● **Exercise objective**: Please write the listing below out again exactly, leaving every picture behind.

● **Data listing**:
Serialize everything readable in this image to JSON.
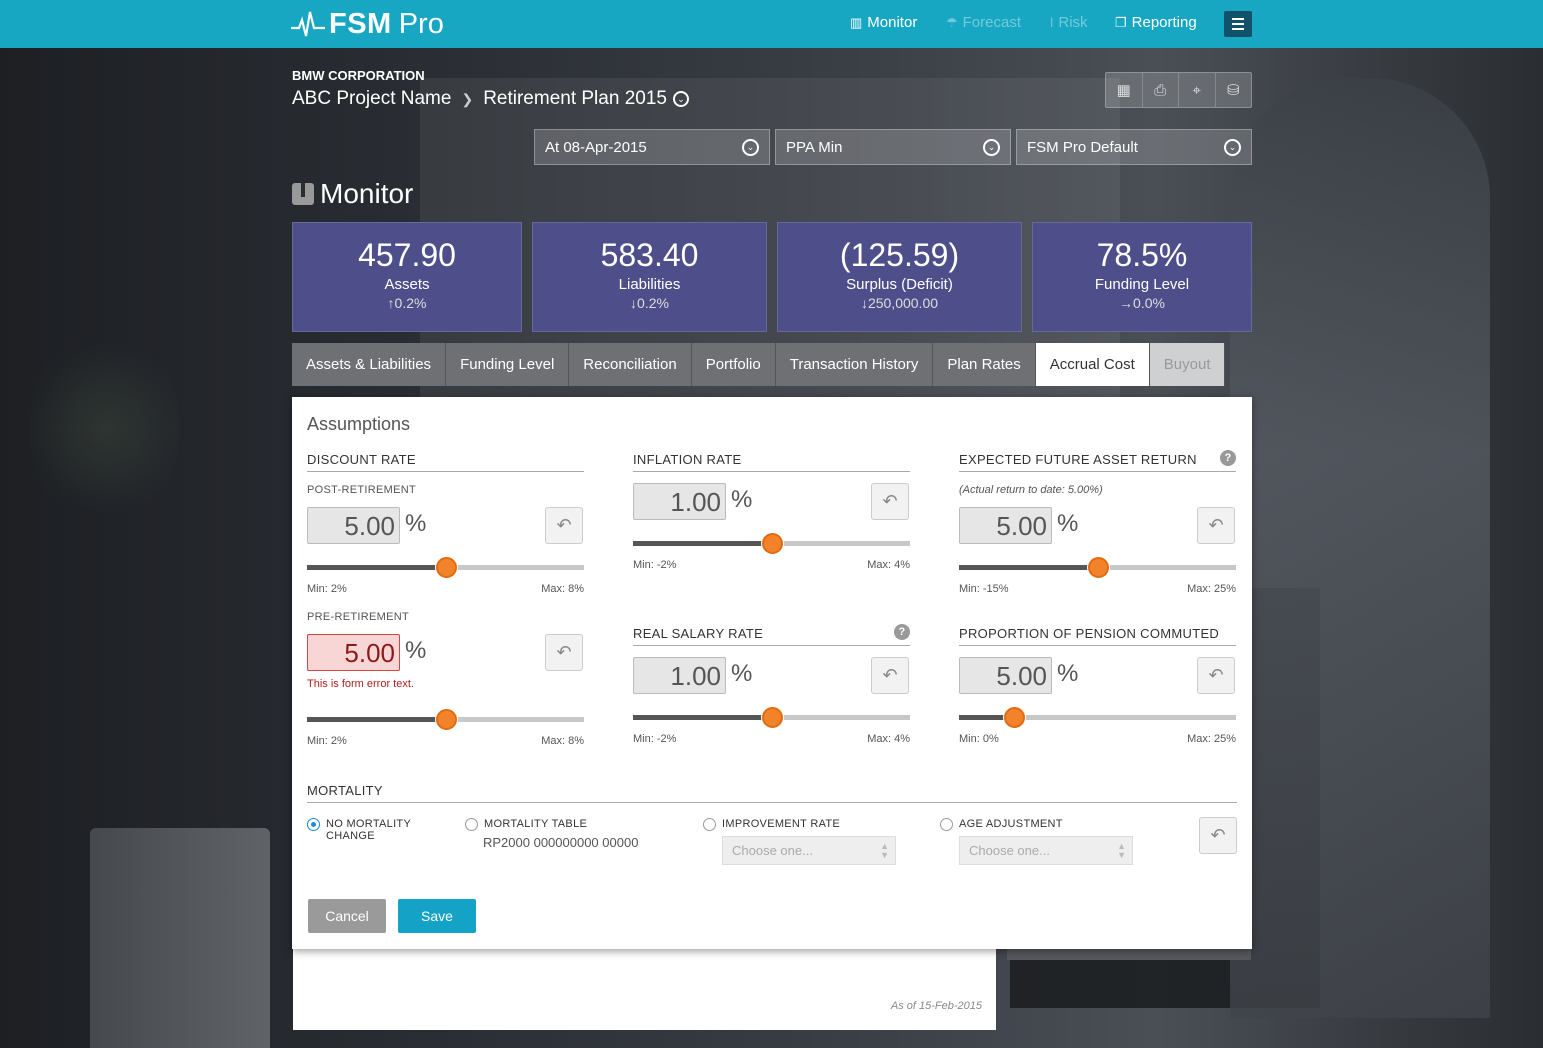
{
  "app": {
    "name_bold": "FSM",
    "name_light": "Pro"
  },
  "nav": [
    {
      "label": "Monitor",
      "icon": "binoculars-icon",
      "enabled": true
    },
    {
      "label": "Forecast",
      "icon": "umbrella-icon",
      "enabled": false
    },
    {
      "label": "Risk",
      "icon": "thermometer-icon",
      "enabled": false
    },
    {
      "label": "Reporting",
      "icon": "copy-icon",
      "enabled": true
    }
  ],
  "header": {
    "company": "BMW CORPORATION",
    "project": "ABC Project Name",
    "plan": "Retirement Plan 2015"
  },
  "toolbar": [
    "excel-icon",
    "print-icon",
    "target-icon",
    "coins-icon"
  ],
  "filters": {
    "date": "At 08-Apr-2015",
    "basis": "PPA Min",
    "profile": "FSM Pro Default"
  },
  "page_title": "Monitor",
  "kpis": [
    {
      "value": "457.90",
      "label": "Assets",
      "change": "↑0.2%"
    },
    {
      "value": "583.40",
      "label": "Liabilities",
      "change": "↓0.2%"
    },
    {
      "value": "(125.59)",
      "label": "Surplus (Deficit)",
      "change": "↓250,000.00"
    },
    {
      "value": "78.5%",
      "label": "Funding Level",
      "change": "→0.0%"
    }
  ],
  "tabs": [
    {
      "label": "Assets & Liabilities",
      "state": "normal"
    },
    {
      "label": "Funding Level",
      "state": "normal"
    },
    {
      "label": "Reconciliation",
      "state": "normal"
    },
    {
      "label": "Portfolio",
      "state": "normal"
    },
    {
      "label": "Transaction History",
      "state": "normal"
    },
    {
      "label": "Plan Rates",
      "state": "normal"
    },
    {
      "label": "Accrual Cost",
      "state": "active"
    },
    {
      "label": "Buyout",
      "state": "disabled"
    }
  ],
  "assumptions": {
    "title": "Assumptions",
    "discount": {
      "heading": "DISCOUNT RATE",
      "post": {
        "label": "POST-RETIREMENT",
        "value": "5.00",
        "unit": "%",
        "min": "Min: 2%",
        "max": "Max: 8%",
        "level": 0.5
      },
      "pre": {
        "label": "PRE-RETIREMENT",
        "value": "5.00",
        "unit": "%",
        "error": "This is form error text.",
        "min": "Min: 2%",
        "max": "Max: 8%",
        "level": 0.5
      }
    },
    "inflation": {
      "heading": "INFLATION RATE",
      "value": "1.00",
      "unit": "%",
      "min": "Min: -2%",
      "max": "Max: 4%",
      "level": 0.5
    },
    "salary": {
      "heading": "REAL SALARY RATE",
      "value": "1.00",
      "unit": "%",
      "min": "Min: -2%",
      "max": "Max: 4%",
      "level": 0.5
    },
    "asset_return": {
      "heading": "EXPECTED FUTURE ASSET RETURN",
      "note": "(Actual return to date: 5.00%)",
      "value": "5.00",
      "unit": "%",
      "min": "Min: -15%",
      "max": "Max: 25%",
      "level": 0.5
    },
    "commuted": {
      "heading": "PROPORTION OF PENSION COMMUTED",
      "value": "5.00",
      "unit": "%",
      "min": "Min: 0%",
      "max": "Max: 25%",
      "level": 0.2
    },
    "mortality": {
      "heading": "MORTALITY",
      "options": [
        {
          "label": "NO MORTALITY CHANGE",
          "line1": "NO MORTALITY",
          "line2": "CHANGE",
          "selected": true
        },
        {
          "label": "MORTALITY TABLE",
          "selected": false,
          "value": "RP2000 000000000 00000"
        },
        {
          "label": "IMPROVEMENT RATE",
          "selected": false,
          "placeholder": "Choose one..."
        },
        {
          "label": "AGE ADJUSTMENT",
          "selected": false,
          "placeholder": "Choose one..."
        }
      ]
    },
    "cancel_label": "Cancel",
    "save_label": "Save"
  },
  "footer_note": "As of 15-Feb-2015",
  "colors": {
    "topbar": "#17a7c2",
    "kpi": "#4e4f8a",
    "knob": "#f2832a",
    "save": "#14a3c7",
    "cancel": "#9a9a9a",
    "error": "#b01e1e"
  }
}
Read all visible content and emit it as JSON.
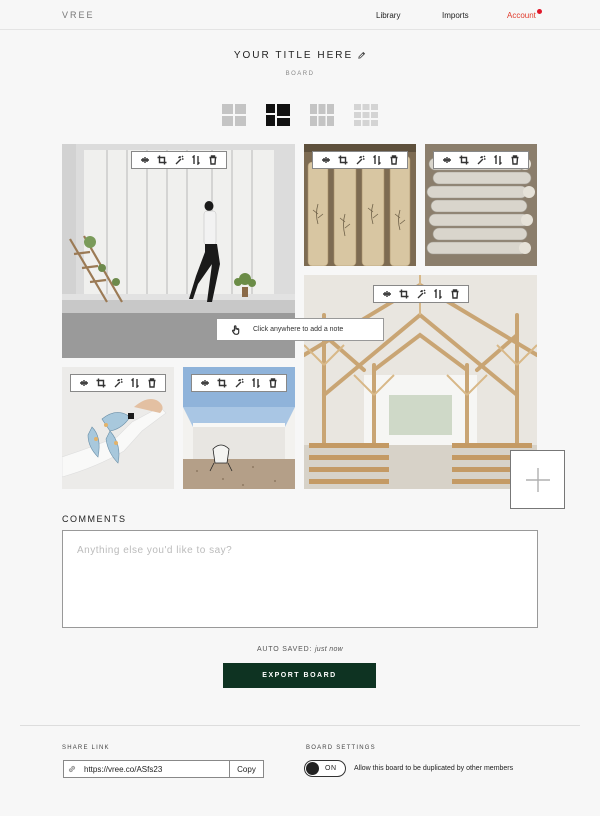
{
  "brand": "VREE",
  "nav": {
    "library": "Library",
    "imports": "Imports",
    "account": "Account",
    "account_notification": true
  },
  "board": {
    "title": "YOUR TITLE HERE",
    "subtitle": "BOARD"
  },
  "layouts": {
    "selected": 1,
    "options": [
      "2x2 grid",
      "mosaic",
      "3x2 grid",
      "3x3 grid"
    ]
  },
  "toolbar_icons": [
    "adjust-icon",
    "crop-icon",
    "magic-wand-icon",
    "flip-icon",
    "trash-icon"
  ],
  "photos": [
    "Person walking in a white gallery with ladder and plants",
    "Rolled paper scrolls with botanical drawings",
    "Stacked rolled fabric swatches",
    "Timber-framed chapel interior with pews",
    "Wrist with patterned silk scarf",
    "Butterfly chair in an open courtyard"
  ],
  "note_prompt": "Click anywhere to add a note",
  "comments": {
    "label": "COMMENTS",
    "placeholder": "Anything else you'd like to say?",
    "value": ""
  },
  "autosave": {
    "label": "AUTO SAVED:",
    "time": "just now"
  },
  "export_label": "EXPORT BOARD",
  "share": {
    "label": "SHARE LINK",
    "url": "https://vree.co/ASfs23",
    "copy_label": "Copy"
  },
  "settings": {
    "label": "BOARD SETTINGS",
    "toggle_state": "ON",
    "toggle_desc": "Allow this board to be duplicated by other members"
  },
  "colors": {
    "accent": "#0e3322",
    "account": "#e03a2b",
    "notification": "#e0172a"
  }
}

● **Result below**:
Serialize everything readable in this image to JSON.
{
  "app": {
    "name_bold": "FSM",
    "name_light": "Pro"
  },
  "nav": [
    {
      "label": "Monitor",
      "icon": "binoculars-icon",
      "enabled": true
    },
    {
      "label": "Forecast",
      "icon": "umbrella-icon",
      "enabled": false
    },
    {
      "label": "Risk",
      "icon": "thermometer-icon",
      "enabled": false
    },
    {
      "label": "Reporting",
      "icon": "copy-icon",
      "enabled": true
    }
  ],
  "header": {
    "company": "BMW CORPORATION",
    "project": "ABC Project Name",
    "plan": "Retirement Plan 2015"
  },
  "toolbar": [
    "excel-icon",
    "print-icon",
    "target-icon",
    "coins-icon"
  ],
  "filters": {
    "date": "At 08-Apr-2015",
    "basis": "PPA Min",
    "profile": "FSM Pro Default"
  },
  "page_title": "Monitor",
  "kpis": [
    {
      "value": "457.90",
      "label": "Assets",
      "change": "↑0.2%"
    },
    {
      "value": "583.40",
      "label": "Liabilities",
      "change": "↓0.2%"
    },
    {
      "value": "(125.59)",
      "label": "Surplus (Deficit)",
      "change": "↓250,000.00"
    },
    {
      "value": "78.5%",
      "label": "Funding Level",
      "change": "→0.0%"
    }
  ],
  "tabs": [
    {
      "label": "Assets & Liabilities",
      "state": "normal"
    },
    {
      "label": "Funding Level",
      "state": "normal"
    },
    {
      "label": "Reconciliation",
      "state": "normal"
    },
    {
      "label": "Portfolio",
      "state": "normal"
    },
    {
      "label": "Transaction History",
      "state": "normal"
    },
    {
      "label": "Plan Rates",
      "state": "normal"
    },
    {
      "label": "Accrual Cost",
      "state": "active"
    },
    {
      "label": "Buyout",
      "state": "disabled"
    }
  ],
  "assumptions": {
    "title": "Assumptions",
    "discount": {
      "heading": "DISCOUNT RATE",
      "post": {
        "label": "POST-RETIREMENT",
        "value": "5.00",
        "unit": "%",
        "min": "Min: 2%",
        "max": "Max: 8%",
        "level": 0.5
      },
      "pre": {
        "label": "PRE-RETIREMENT",
        "value": "5.00",
        "unit": "%",
        "error": "This is form error text.",
        "min": "Min: 2%",
        "max": "Max: 8%",
        "level": 0.5
      }
    },
    "inflation": {
      "heading": "INFLATION RATE",
      "value": "1.00",
      "unit": "%",
      "min": "Min: -2%",
      "max": "Max: 4%",
      "level": 0.5
    },
    "salary": {
      "heading": "REAL SALARY RATE",
      "value": "1.00",
      "unit": "%",
      "min": "Min: -2%",
      "max": "Max: 4%",
      "level": 0.5
    },
    "asset_return": {
      "heading": "EXPECTED FUTURE ASSET RETURN",
      "note": "(Actual return to date: 5.00%)",
      "value": "5.00",
      "unit": "%",
      "min": "Min: -15%",
      "max": "Max: 25%",
      "level": 0.5
    },
    "commuted": {
      "heading": "PROPORTION OF PENSION COMMUTED",
      "value": "5.00",
      "unit": "%",
      "min": "Min: 0%",
      "max": "Max: 25%",
      "level": 0.2
    },
    "mortality": {
      "heading": "MORTALITY",
      "options": [
        {
          "label": "NO MORTALITY CHANGE",
          "line1": "NO MORTALITY",
          "line2": "CHANGE",
          "selected": true
        },
        {
          "label": "MORTALITY TABLE",
          "selected": false,
          "value": "RP2000 000000000 00000"
        },
        {
          "label": "IMPROVEMENT RATE",
          "selected": false,
          "placeholder": "Choose one..."
        },
        {
          "label": "AGE ADJUSTMENT",
          "selected": false,
          "placeholder": "Choose one..."
        }
      ]
    },
    "cancel_label": "Cancel",
    "save_label": "Save"
  },
  "footer_note": "As of 15-Feb-2015",
  "colors": {
    "topbar": "#17a7c2",
    "kpi": "#4e4f8a",
    "knob": "#f2832a",
    "save": "#14a3c7",
    "cancel": "#9a9a9a",
    "error": "#b01e1e"
  }
}
Read all visible content and emit it as JSON.
{
  "brand": "VREE",
  "nav": {
    "library": "Library",
    "imports": "Imports",
    "account": "Account",
    "account_notification": true
  },
  "board": {
    "title": "YOUR TITLE HERE",
    "subtitle": "BOARD"
  },
  "layouts": {
    "selected": 1,
    "options": [
      "2x2 grid",
      "mosaic",
      "3x2 grid",
      "3x3 grid"
    ]
  },
  "toolbar_icons": [
    "adjust-icon",
    "crop-icon",
    "magic-wand-icon",
    "flip-icon",
    "trash-icon"
  ],
  "photos": [
    "Person walking in a white gallery with ladder and plants",
    "Rolled paper scrolls with botanical drawings",
    "Stacked rolled fabric swatches",
    "Timber-framed chapel interior with pews",
    "Wrist with patterned silk scarf",
    "Butterfly chair in an open courtyard"
  ],
  "note_prompt": "Click anywhere to add a note",
  "comments": {
    "label": "COMMENTS",
    "placeholder": "Anything else you'd like to say?",
    "value": ""
  },
  "autosave": {
    "label": "AUTO SAVED:",
    "time": "just now"
  },
  "export_label": "EXPORT BOARD",
  "share": {
    "label": "SHARE LINK",
    "url": "https://vree.co/ASfs23",
    "copy_label": "Copy"
  },
  "settings": {
    "label": "BOARD SETTINGS",
    "toggle_state": "ON",
    "toggle_desc": "Allow this board to be duplicated by other members"
  },
  "colors": {
    "accent": "#0e3322",
    "account": "#e03a2b",
    "notification": "#e0172a"
  }
}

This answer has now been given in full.